Task directions ::
Could you repeat the passage on starting end-of-life care conversations word for word, from "While having a" up to and including "of life care."?

Text section ::
While having a conversation about end of life care may not be easy, particularly in a hospital setting, having a case management team well versed in hospice admission criteria will help in determining whether it is the appropriate time to initiate it. There are many resources available related to how to start the conversation. The Hospice Foundation of America has resources and suggested questions to start the conversation.12 Finding out what is important to the patient and what they want to do with their life is key to introducing the concept of end of life care.

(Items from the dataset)
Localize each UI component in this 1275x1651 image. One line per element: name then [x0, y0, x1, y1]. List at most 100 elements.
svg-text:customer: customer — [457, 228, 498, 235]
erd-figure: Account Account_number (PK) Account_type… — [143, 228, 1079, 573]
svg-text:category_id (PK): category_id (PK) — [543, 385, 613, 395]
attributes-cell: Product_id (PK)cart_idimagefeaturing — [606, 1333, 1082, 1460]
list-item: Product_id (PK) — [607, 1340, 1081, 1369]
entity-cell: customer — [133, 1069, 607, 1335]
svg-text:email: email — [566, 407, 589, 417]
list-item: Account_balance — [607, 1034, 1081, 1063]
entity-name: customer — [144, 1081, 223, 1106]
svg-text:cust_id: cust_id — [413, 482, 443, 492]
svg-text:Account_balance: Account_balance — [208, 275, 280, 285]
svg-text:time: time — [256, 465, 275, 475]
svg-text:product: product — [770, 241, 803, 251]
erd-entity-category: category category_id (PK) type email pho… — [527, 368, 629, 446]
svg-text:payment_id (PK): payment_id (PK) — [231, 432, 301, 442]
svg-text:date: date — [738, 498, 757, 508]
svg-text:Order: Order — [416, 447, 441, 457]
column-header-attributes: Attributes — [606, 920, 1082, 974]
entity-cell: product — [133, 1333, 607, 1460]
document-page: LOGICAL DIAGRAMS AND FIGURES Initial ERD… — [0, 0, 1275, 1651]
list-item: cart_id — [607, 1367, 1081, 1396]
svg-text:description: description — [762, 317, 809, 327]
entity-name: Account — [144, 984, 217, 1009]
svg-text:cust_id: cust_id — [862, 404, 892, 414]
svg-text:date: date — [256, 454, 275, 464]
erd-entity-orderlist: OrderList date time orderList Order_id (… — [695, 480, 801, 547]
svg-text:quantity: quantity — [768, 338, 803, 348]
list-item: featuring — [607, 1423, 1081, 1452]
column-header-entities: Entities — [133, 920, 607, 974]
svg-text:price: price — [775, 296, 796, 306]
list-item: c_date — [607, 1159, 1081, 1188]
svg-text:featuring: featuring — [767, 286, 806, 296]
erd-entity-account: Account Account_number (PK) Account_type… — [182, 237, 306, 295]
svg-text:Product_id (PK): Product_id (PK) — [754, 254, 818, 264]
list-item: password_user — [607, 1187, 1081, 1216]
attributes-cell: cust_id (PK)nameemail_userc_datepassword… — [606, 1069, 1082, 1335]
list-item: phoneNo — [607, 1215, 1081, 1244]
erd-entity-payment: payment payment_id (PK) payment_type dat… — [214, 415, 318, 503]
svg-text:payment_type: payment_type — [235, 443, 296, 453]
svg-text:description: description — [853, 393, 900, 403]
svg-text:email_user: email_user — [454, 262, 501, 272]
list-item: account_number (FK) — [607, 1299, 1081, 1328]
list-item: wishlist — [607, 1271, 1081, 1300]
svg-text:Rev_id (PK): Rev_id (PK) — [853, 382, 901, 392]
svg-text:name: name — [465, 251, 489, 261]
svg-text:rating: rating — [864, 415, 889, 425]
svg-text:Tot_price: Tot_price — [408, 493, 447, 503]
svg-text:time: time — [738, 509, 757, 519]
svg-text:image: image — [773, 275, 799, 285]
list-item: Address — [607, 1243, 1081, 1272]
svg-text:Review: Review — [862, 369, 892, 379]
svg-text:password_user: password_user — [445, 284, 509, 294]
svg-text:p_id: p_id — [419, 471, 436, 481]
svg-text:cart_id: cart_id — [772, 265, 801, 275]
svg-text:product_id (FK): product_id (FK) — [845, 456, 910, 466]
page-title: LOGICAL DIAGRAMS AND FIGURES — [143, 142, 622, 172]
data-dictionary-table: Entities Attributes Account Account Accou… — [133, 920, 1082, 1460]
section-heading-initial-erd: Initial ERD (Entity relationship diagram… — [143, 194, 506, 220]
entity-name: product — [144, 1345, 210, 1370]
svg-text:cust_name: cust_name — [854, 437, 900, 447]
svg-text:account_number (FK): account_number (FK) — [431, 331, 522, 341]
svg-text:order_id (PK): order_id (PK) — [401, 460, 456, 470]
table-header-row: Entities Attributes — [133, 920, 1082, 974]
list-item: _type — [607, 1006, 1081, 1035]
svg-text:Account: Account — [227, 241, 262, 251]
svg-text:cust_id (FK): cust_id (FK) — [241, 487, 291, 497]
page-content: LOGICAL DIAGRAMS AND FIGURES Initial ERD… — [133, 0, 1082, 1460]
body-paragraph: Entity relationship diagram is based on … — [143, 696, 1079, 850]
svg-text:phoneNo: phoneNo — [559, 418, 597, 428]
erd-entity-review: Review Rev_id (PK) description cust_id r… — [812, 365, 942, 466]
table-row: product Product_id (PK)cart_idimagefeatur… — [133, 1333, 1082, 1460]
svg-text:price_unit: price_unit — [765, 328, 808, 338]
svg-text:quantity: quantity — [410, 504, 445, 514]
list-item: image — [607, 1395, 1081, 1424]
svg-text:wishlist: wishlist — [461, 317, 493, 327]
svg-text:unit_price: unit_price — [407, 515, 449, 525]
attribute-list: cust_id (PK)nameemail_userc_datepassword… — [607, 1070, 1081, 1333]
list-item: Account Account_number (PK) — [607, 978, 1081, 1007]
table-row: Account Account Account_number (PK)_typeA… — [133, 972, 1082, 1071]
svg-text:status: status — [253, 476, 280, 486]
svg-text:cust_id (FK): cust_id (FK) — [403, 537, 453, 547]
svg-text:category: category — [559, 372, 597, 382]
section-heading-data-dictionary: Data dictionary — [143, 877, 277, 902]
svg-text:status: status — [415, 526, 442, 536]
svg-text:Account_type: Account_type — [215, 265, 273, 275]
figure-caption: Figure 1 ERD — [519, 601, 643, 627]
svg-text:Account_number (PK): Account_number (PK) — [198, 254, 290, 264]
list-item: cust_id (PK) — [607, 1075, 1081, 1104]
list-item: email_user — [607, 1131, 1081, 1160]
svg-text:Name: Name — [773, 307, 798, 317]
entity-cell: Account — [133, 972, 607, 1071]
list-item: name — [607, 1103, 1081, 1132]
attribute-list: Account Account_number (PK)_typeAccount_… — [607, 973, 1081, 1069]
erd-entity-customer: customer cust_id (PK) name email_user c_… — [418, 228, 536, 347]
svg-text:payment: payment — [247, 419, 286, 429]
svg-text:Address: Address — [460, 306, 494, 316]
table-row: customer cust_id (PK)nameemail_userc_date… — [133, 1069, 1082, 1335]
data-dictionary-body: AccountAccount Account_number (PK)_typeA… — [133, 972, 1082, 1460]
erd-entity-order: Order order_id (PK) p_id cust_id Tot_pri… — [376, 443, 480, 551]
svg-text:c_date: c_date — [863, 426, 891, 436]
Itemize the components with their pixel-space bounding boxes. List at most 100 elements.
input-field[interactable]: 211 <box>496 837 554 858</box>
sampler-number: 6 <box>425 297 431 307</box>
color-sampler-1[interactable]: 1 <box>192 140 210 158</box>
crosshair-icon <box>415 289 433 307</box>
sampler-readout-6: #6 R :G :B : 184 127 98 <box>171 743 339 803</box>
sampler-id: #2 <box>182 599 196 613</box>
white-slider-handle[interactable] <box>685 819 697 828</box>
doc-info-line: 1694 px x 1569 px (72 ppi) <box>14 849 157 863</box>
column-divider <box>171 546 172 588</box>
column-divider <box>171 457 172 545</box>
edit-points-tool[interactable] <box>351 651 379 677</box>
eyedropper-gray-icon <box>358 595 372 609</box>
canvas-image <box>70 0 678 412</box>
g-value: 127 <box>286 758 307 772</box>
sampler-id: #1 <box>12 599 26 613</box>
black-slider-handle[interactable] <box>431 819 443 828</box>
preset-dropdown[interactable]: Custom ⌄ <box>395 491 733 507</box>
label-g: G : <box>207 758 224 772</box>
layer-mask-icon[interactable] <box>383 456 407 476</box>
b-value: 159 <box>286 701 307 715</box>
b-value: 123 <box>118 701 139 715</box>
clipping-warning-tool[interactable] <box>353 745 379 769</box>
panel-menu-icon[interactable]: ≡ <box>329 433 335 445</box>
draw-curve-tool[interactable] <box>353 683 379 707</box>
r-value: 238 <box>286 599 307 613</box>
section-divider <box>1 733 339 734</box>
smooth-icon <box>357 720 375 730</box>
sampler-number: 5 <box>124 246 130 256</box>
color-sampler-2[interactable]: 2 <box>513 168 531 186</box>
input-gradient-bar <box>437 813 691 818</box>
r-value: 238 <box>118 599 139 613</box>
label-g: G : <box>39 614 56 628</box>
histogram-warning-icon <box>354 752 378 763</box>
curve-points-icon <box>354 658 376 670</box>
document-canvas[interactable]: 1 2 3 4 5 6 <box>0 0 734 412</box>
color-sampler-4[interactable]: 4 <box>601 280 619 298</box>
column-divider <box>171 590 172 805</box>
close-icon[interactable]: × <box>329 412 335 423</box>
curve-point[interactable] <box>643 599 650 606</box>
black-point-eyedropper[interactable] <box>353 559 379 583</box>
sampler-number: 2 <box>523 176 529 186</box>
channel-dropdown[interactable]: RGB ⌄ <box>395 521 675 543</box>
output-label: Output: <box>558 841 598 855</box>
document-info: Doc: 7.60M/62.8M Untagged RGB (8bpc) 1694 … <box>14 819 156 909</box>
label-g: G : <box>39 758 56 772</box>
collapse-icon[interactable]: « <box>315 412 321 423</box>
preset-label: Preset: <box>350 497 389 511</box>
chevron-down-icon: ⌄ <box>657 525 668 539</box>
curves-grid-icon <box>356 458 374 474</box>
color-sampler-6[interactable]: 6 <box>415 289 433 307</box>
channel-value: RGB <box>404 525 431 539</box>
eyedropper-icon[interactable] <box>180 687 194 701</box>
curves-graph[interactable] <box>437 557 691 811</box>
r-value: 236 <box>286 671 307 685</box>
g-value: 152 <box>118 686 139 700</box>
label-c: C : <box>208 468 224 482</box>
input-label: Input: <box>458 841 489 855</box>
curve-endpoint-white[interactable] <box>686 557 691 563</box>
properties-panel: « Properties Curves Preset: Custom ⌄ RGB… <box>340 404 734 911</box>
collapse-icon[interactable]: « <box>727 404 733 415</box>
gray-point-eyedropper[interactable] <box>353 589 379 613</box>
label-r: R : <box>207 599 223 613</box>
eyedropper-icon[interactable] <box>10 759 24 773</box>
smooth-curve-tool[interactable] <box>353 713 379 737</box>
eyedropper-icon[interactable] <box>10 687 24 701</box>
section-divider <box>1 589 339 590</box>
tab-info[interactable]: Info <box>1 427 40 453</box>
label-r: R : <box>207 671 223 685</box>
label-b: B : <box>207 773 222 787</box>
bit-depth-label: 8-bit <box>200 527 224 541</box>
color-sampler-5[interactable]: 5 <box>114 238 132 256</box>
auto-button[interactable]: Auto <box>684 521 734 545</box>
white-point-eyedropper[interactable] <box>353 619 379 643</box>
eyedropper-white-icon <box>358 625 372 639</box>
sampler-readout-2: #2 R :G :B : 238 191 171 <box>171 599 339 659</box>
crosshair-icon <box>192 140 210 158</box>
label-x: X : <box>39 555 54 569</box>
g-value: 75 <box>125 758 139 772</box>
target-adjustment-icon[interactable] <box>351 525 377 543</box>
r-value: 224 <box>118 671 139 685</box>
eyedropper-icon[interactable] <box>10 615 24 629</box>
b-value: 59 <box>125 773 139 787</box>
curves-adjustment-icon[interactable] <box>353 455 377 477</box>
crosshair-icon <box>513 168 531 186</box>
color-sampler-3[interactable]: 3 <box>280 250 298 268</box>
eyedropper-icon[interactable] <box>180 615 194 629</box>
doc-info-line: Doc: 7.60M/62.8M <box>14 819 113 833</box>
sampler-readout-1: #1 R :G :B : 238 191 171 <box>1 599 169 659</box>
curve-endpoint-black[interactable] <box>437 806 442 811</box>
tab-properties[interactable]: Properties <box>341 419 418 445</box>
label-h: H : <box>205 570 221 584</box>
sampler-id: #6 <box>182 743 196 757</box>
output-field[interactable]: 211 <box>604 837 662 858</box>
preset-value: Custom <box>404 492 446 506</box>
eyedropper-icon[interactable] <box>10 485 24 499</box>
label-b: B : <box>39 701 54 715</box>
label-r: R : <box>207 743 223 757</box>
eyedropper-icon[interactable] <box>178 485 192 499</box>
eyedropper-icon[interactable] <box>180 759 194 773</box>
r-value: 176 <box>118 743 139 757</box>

Output of the task ::
While having a conversation about end of life care may not be easy, particularly in a hospital setting, having a case management team well versed in hospice admission criteria will help in determining whether it is the appropriate time to initiate it. There are many resources available related to how to start the conversation. The Hospice Foundation of America has resources and suggested questions to start the conversation.12 Finding out what is important to the patient and what they want to do with their life is key to introducing the concept of end of life care.